● SUPPLIED INFORMATION

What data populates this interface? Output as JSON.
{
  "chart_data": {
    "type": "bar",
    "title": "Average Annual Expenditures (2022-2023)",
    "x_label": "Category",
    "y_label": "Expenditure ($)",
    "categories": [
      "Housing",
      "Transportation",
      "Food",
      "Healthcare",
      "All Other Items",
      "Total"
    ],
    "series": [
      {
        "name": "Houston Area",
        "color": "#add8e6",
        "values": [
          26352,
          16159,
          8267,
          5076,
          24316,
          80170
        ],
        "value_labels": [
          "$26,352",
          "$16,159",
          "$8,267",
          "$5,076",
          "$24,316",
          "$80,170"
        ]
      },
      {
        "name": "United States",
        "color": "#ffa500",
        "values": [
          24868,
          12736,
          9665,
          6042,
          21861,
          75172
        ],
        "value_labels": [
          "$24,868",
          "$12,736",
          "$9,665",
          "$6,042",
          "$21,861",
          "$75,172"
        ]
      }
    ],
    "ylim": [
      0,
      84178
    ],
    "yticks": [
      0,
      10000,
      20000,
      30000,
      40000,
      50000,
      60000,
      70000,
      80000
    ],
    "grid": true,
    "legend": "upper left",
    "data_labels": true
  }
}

● WRITTEN PROBLEM
Your task is to repeat each line of the material exactly.

● THE ANSWER
What data populates this interface? Output as JSON.
{
  "chart_data": {
    "type": "bar",
    "title": "Average Annual Expenditures (2022-2023)",
    "x_label": "Category",
    "y_label": "Expenditure ($)",
    "categories": [
      "Housing",
      "Transportation",
      "Food",
      "Healthcare",
      "All Other Items",
      "Total"
    ],
    "series": [
      {
        "name": "Houston Area",
        "color": "#add8e6",
        "values": [
          26352,
          16159,
          8267,
          5076,
          24316,
          80170
        ],
        "value_labels": [
          "$26,352",
          "$16,159",
          "$8,267",
          "$5,076",
          "$24,316",
          "$80,170"
        ]
      },
      {
        "name": "United States",
        "color": "#ffa500",
        "values": [
          24868,
          12736,
          9665,
          6042,
          21861,
          75172
        ],
        "value_labels": [
          "$24,868",
          "$12,736",
          "$9,665",
          "$6,042",
          "$21,861",
          "$75,172"
        ]
      }
    ],
    "ylim": [
      0,
      84178
    ],
    "yticks": [
      0,
      10000,
      20000,
      30000,
      40000,
      50000,
      60000,
      70000,
      80000
    ],
    "grid": true,
    "legend": "upper left",
    "data_labels": true
  }
}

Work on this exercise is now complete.